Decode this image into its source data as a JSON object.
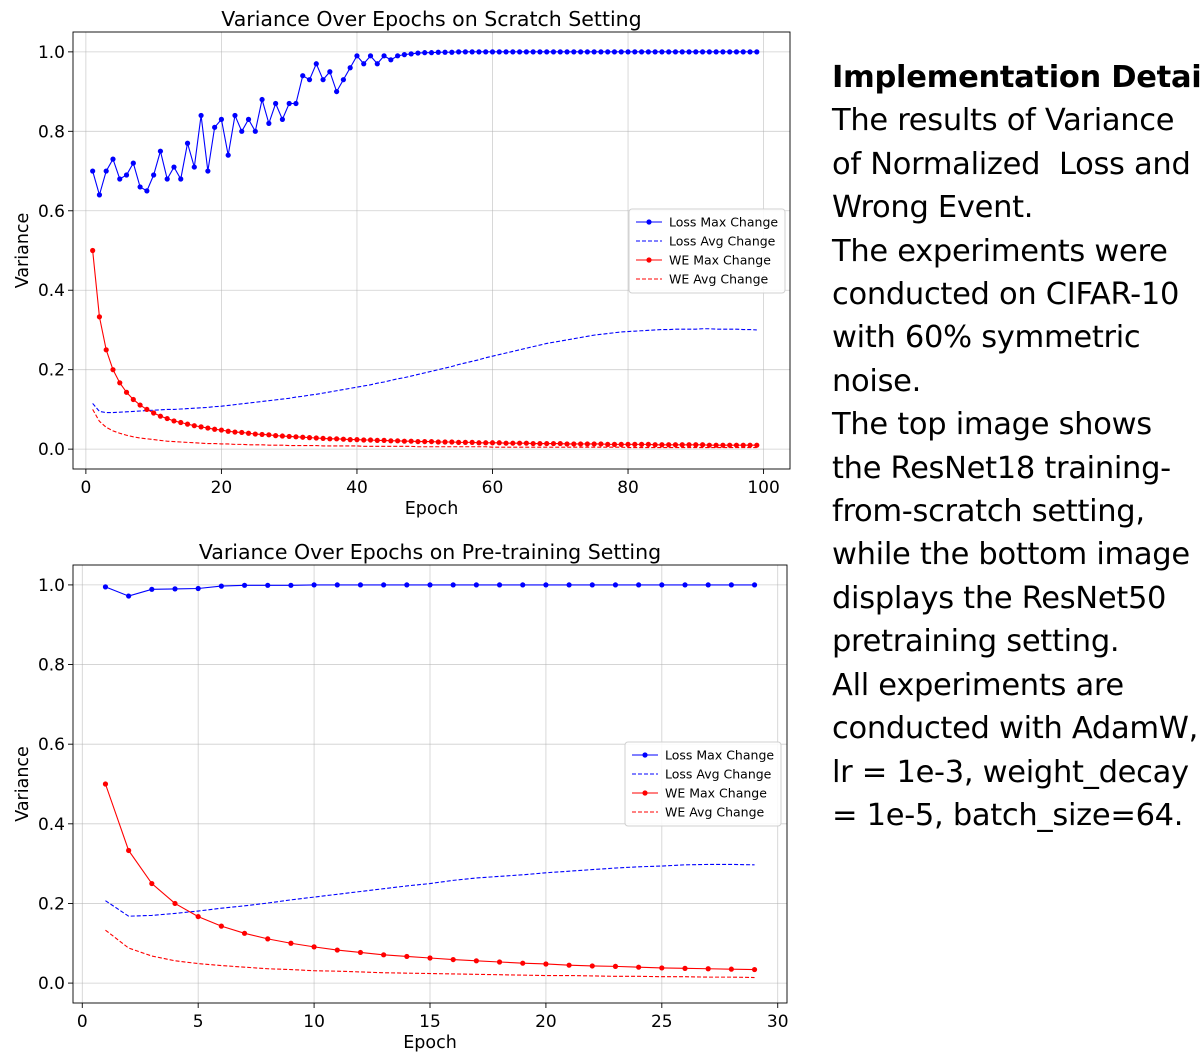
{
  "chart_data": [
    {
      "type": "line",
      "title": "Variance Over Epochs on Scratch Setting",
      "xlabel": "Epoch",
      "ylabel": "Variance",
      "xlim": [
        -1.9,
        103.9
      ],
      "ylim": [
        -0.05,
        1.05
      ],
      "xticks": [
        0,
        20,
        40,
        60,
        80,
        100
      ],
      "yticks": [
        0.0,
        0.2,
        0.4,
        0.6,
        0.8,
        1.0
      ],
      "grid": true,
      "legend_position": "center-right",
      "series": [
        {
          "name": "Loss Max Change",
          "color": "#0000ff",
          "style": "solid-marker",
          "x_start": 1,
          "x_step": 1,
          "values": [
            0.7,
            0.64,
            0.7,
            0.73,
            0.68,
            0.69,
            0.72,
            0.66,
            0.65,
            0.69,
            0.75,
            0.68,
            0.71,
            0.68,
            0.77,
            0.71,
            0.84,
            0.7,
            0.81,
            0.83,
            0.74,
            0.84,
            0.8,
            0.83,
            0.8,
            0.88,
            0.82,
            0.87,
            0.83,
            0.87,
            0.87,
            0.94,
            0.93,
            0.97,
            0.93,
            0.95,
            0.9,
            0.93,
            0.96,
            0.99,
            0.97,
            0.99,
            0.97,
            0.99,
            0.98,
            0.99,
            0.993,
            0.995,
            0.997,
            0.998,
            0.998,
            0.999,
            0.999,
            0.999,
            1.0,
            1.0,
            1.0,
            1.0,
            1.0,
            1.0,
            1.0,
            1.0,
            1.0,
            1.0,
            1.0,
            1.0,
            1.0,
            1.0,
            1.0,
            1.0,
            1.0,
            1.0,
            1.0,
            1.0,
            1.0,
            1.0,
            1.0,
            1.0,
            1.0,
            1.0,
            1.0,
            1.0,
            1.0,
            1.0,
            1.0,
            1.0,
            1.0,
            1.0,
            1.0,
            1.0,
            1.0,
            1.0,
            1.0,
            1.0,
            1.0,
            1.0,
            1.0,
            1.0,
            1.0
          ]
        },
        {
          "name": "Loss Avg Change",
          "color": "#0000ff",
          "style": "dashed",
          "x_start": 1,
          "x_step": 1,
          "values": [
            0.115,
            0.095,
            0.092,
            0.092,
            0.093,
            0.094,
            0.095,
            0.096,
            0.097,
            0.098,
            0.099,
            0.1,
            0.1,
            0.101,
            0.102,
            0.103,
            0.104,
            0.105,
            0.107,
            0.108,
            0.11,
            0.112,
            0.114,
            0.116,
            0.118,
            0.12,
            0.122,
            0.124,
            0.126,
            0.128,
            0.131,
            0.133,
            0.136,
            0.138,
            0.141,
            0.144,
            0.147,
            0.15,
            0.153,
            0.156,
            0.159,
            0.162,
            0.166,
            0.169,
            0.173,
            0.177,
            0.18,
            0.184,
            0.188,
            0.192,
            0.196,
            0.2,
            0.204,
            0.208,
            0.213,
            0.217,
            0.221,
            0.225,
            0.23,
            0.234,
            0.238,
            0.242,
            0.246,
            0.25,
            0.254,
            0.258,
            0.262,
            0.266,
            0.269,
            0.272,
            0.275,
            0.278,
            0.281,
            0.284,
            0.287,
            0.289,
            0.291,
            0.293,
            0.295,
            0.296,
            0.297,
            0.298,
            0.299,
            0.3,
            0.301,
            0.301,
            0.302,
            0.302,
            0.302,
            0.302,
            0.303,
            0.303,
            0.302,
            0.302,
            0.302,
            0.302,
            0.301,
            0.301,
            0.3
          ]
        },
        {
          "name": "WE Max Change",
          "color": "#ff0000",
          "style": "solid-marker",
          "x_start": 1,
          "x_step": 1,
          "values": [
            0.5,
            0.333,
            0.25,
            0.2,
            0.167,
            0.143,
            0.125,
            0.111,
            0.1,
            0.091,
            0.083,
            0.077,
            0.071,
            0.067,
            0.063,
            0.059,
            0.056,
            0.053,
            0.05,
            0.048,
            0.045,
            0.043,
            0.042,
            0.04,
            0.038,
            0.037,
            0.036,
            0.034,
            0.033,
            0.032,
            0.031,
            0.03,
            0.029,
            0.028,
            0.027,
            0.026,
            0.026,
            0.025,
            0.024,
            0.024,
            0.023,
            0.023,
            0.022,
            0.022,
            0.021,
            0.021,
            0.02,
            0.02,
            0.019,
            0.019,
            0.019,
            0.018,
            0.018,
            0.018,
            0.017,
            0.017,
            0.017,
            0.016,
            0.016,
            0.016,
            0.016,
            0.015,
            0.015,
            0.015,
            0.015,
            0.014,
            0.014,
            0.014,
            0.014,
            0.014,
            0.013,
            0.013,
            0.013,
            0.013,
            0.013,
            0.013,
            0.012,
            0.012,
            0.012,
            0.012,
            0.012,
            0.012,
            0.012,
            0.011,
            0.011,
            0.011,
            0.011,
            0.011,
            0.011,
            0.011,
            0.011,
            0.01,
            0.01,
            0.01,
            0.01,
            0.01,
            0.01,
            0.01,
            0.01
          ]
        },
        {
          "name": "WE Avg Change",
          "color": "#ff0000",
          "style": "dashed",
          "x_start": 1,
          "x_step": 1,
          "values": [
            0.1,
            0.07,
            0.055,
            0.046,
            0.04,
            0.035,
            0.031,
            0.028,
            0.026,
            0.024,
            0.022,
            0.02,
            0.019,
            0.018,
            0.017,
            0.016,
            0.015,
            0.014,
            0.014,
            0.013,
            0.013,
            0.012,
            0.012,
            0.011,
            0.011,
            0.011,
            0.01,
            0.01,
            0.01,
            0.009,
            0.009,
            0.009,
            0.009,
            0.009,
            0.008,
            0.008,
            0.008,
            0.008,
            0.008,
            0.008,
            0.007,
            0.007,
            0.007,
            0.007,
            0.007,
            0.007,
            0.007,
            0.007,
            0.006,
            0.006,
            0.006,
            0.006,
            0.006,
            0.006,
            0.006,
            0.006,
            0.006,
            0.006,
            0.006,
            0.005,
            0.005,
            0.005,
            0.005,
            0.005,
            0.005,
            0.005,
            0.005,
            0.005,
            0.005,
            0.005,
            0.005,
            0.005,
            0.005,
            0.005,
            0.005,
            0.005,
            0.005,
            0.005,
            0.005,
            0.004,
            0.004,
            0.004,
            0.004,
            0.004,
            0.004,
            0.004,
            0.004,
            0.004,
            0.004,
            0.004,
            0.004,
            0.004,
            0.004,
            0.004,
            0.004,
            0.004,
            0.004,
            0.004,
            0.004
          ]
        }
      ]
    },
    {
      "type": "line",
      "title": "Variance Over Epochs on Pre-training Setting",
      "xlabel": "Epoch",
      "ylabel": "Variance",
      "xlim": [
        -0.4,
        30.4
      ],
      "ylim": [
        -0.05,
        1.05
      ],
      "xticks": [
        0,
        5,
        10,
        15,
        20,
        25,
        30
      ],
      "yticks": [
        0.0,
        0.2,
        0.4,
        0.6,
        0.8,
        1.0
      ],
      "grid": true,
      "legend_position": "center-right",
      "series": [
        {
          "name": "Loss Max Change",
          "color": "#0000ff",
          "style": "solid-marker",
          "x_start": 1,
          "x_step": 1,
          "values": [
            0.995,
            0.972,
            0.989,
            0.99,
            0.991,
            0.997,
            0.999,
            0.999,
            0.999,
            1.0,
            1.0,
            1.0,
            1.0,
            1.0,
            1.0,
            1.0,
            1.0,
            1.0,
            1.0,
            1.0,
            1.0,
            1.0,
            1.0,
            1.0,
            1.0,
            1.0,
            1.0,
            1.0,
            1.0
          ]
        },
        {
          "name": "Loss Avg Change",
          "color": "#0000ff",
          "style": "dashed",
          "x_start": 1,
          "x_step": 1,
          "values": [
            0.207,
            0.168,
            0.17,
            0.175,
            0.181,
            0.188,
            0.194,
            0.201,
            0.209,
            0.216,
            0.223,
            0.23,
            0.237,
            0.244,
            0.25,
            0.258,
            0.264,
            0.268,
            0.272,
            0.277,
            0.281,
            0.285,
            0.289,
            0.292,
            0.294,
            0.297,
            0.298,
            0.298,
            0.297
          ]
        },
        {
          "name": "WE Max Change",
          "color": "#ff0000",
          "style": "solid-marker",
          "x_start": 1,
          "x_step": 1,
          "values": [
            0.5,
            0.333,
            0.25,
            0.2,
            0.167,
            0.143,
            0.125,
            0.111,
            0.1,
            0.091,
            0.083,
            0.077,
            0.071,
            0.067,
            0.063,
            0.059,
            0.056,
            0.053,
            0.05,
            0.048,
            0.045,
            0.043,
            0.042,
            0.04,
            0.038,
            0.037,
            0.036,
            0.035,
            0.034
          ]
        },
        {
          "name": "WE Avg Change",
          "color": "#ff0000",
          "style": "dashed",
          "x_start": 1,
          "x_step": 1,
          "values": [
            0.133,
            0.088,
            0.068,
            0.056,
            0.049,
            0.044,
            0.04,
            0.036,
            0.034,
            0.031,
            0.03,
            0.028,
            0.026,
            0.025,
            0.024,
            0.023,
            0.022,
            0.021,
            0.02,
            0.019,
            0.019,
            0.018,
            0.017,
            0.017,
            0.016,
            0.016,
            0.015,
            0.015,
            0.014
          ]
        }
      ]
    }
  ],
  "side_text": {
    "heading": "Implementation Details",
    "lines": [
      "The results of Variance",
      "of Normalized  Loss and",
      "Wrong Event.",
      "The experiments were",
      "conducted on CIFAR-10",
      "with 60% symmetric",
      "noise.",
      "The top image shows",
      "the ResNet18 training-",
      "from-scratch setting,",
      "while the bottom image",
      "displays the ResNet50",
      "pretraining setting.",
      "All experiments are",
      "conducted with AdamW,",
      "lr = 1e-3, weight_decay",
      "= 1e-5, batch_size=64."
    ]
  }
}
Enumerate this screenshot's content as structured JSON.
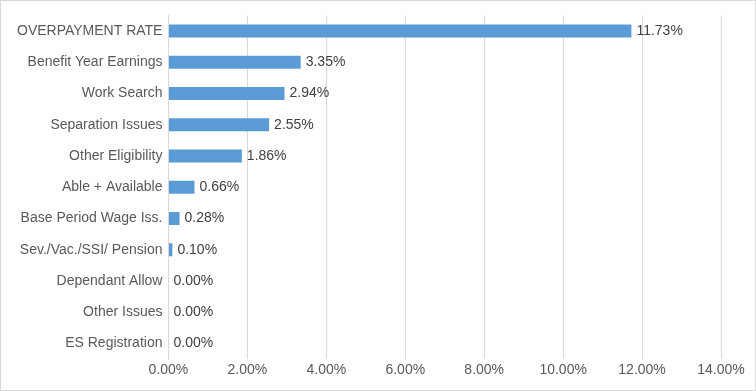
{
  "chart_data": {
    "type": "bar",
    "orientation": "horizontal",
    "categories": [
      "OVERPAYMENT RATE",
      "Benefit Year Earnings",
      "Work Search",
      "Separation Issues",
      "Other Eligibility",
      "Able + Available",
      "Base Period Wage Iss.",
      "Sev./Vac./SSI/ Pension",
      "Dependant Allow",
      "Other Issues",
      "ES Registration"
    ],
    "values": [
      11.73,
      3.35,
      2.94,
      2.55,
      1.86,
      0.66,
      0.28,
      0.1,
      0.0,
      0.0,
      0.0
    ],
    "value_labels": [
      "11.73%",
      "3.35%",
      "2.94%",
      "2.55%",
      "1.86%",
      "0.66%",
      "0.28%",
      "0.10%",
      "0.00%",
      "0.00%",
      "0.00%"
    ],
    "color": "#5b9bd5",
    "xlim": [
      0,
      14
    ],
    "xticks": [
      {
        "value": 0,
        "label": "0.00%"
      },
      {
        "value": 2,
        "label": "2.00%"
      },
      {
        "value": 4,
        "label": "4.00%"
      },
      {
        "value": 6,
        "label": "6.00%"
      },
      {
        "value": 8,
        "label": "8.00%"
      },
      {
        "value": 10,
        "label": "10.00%"
      },
      {
        "value": 12,
        "label": "12.00%"
      },
      {
        "value": 14,
        "label": "14.00%"
      }
    ],
    "grid": true,
    "data_labels": true
  }
}
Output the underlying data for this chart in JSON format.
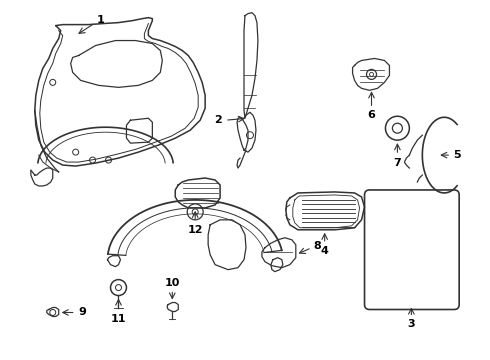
{
  "background_color": "#ffffff",
  "line_color": "#333333",
  "label_color": "#000000",
  "fig_width": 4.9,
  "fig_height": 3.6,
  "dpi": 100
}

#### [Your goal]
Your copy should consist only of the lines from the line holding "Enumerate this screenshot's" through the final line of the listing above, both included, with all pictures omitted.

#### [Task answer]
Enumerate this screenshot's content as structured JSON.
{
  "chart_data": {
    "type": "bar",
    "orientation": "horizontal",
    "categories": [
      "OVERPAYMENT RATE",
      "Benefit Year Earnings",
      "Work Search",
      "Separation Issues",
      "Other Eligibility",
      "Able + Available",
      "Base Period Wage Iss.",
      "Sev./Vac./SSI/ Pension",
      "Dependant Allow",
      "Other Issues",
      "ES Registration"
    ],
    "values": [
      11.73,
      3.35,
      2.94,
      2.55,
      1.86,
      0.66,
      0.28,
      0.1,
      0.0,
      0.0,
      0.0
    ],
    "value_labels": [
      "11.73%",
      "3.35%",
      "2.94%",
      "2.55%",
      "1.86%",
      "0.66%",
      "0.28%",
      "0.10%",
      "0.00%",
      "0.00%",
      "0.00%"
    ],
    "color": "#5b9bd5",
    "xlim": [
      0,
      14
    ],
    "xticks": [
      {
        "value": 0,
        "label": "0.00%"
      },
      {
        "value": 2,
        "label": "2.00%"
      },
      {
        "value": 4,
        "label": "4.00%"
      },
      {
        "value": 6,
        "label": "6.00%"
      },
      {
        "value": 8,
        "label": "8.00%"
      },
      {
        "value": 10,
        "label": "10.00%"
      },
      {
        "value": 12,
        "label": "12.00%"
      },
      {
        "value": 14,
        "label": "14.00%"
      }
    ],
    "grid": true,
    "data_labels": true
  }
}
Output the underlying data for this chart in JSON format.
{
  "background_color": "#ffffff",
  "line_color": "#333333",
  "label_color": "#000000",
  "fig_width": 4.9,
  "fig_height": 3.6,
  "dpi": 100
}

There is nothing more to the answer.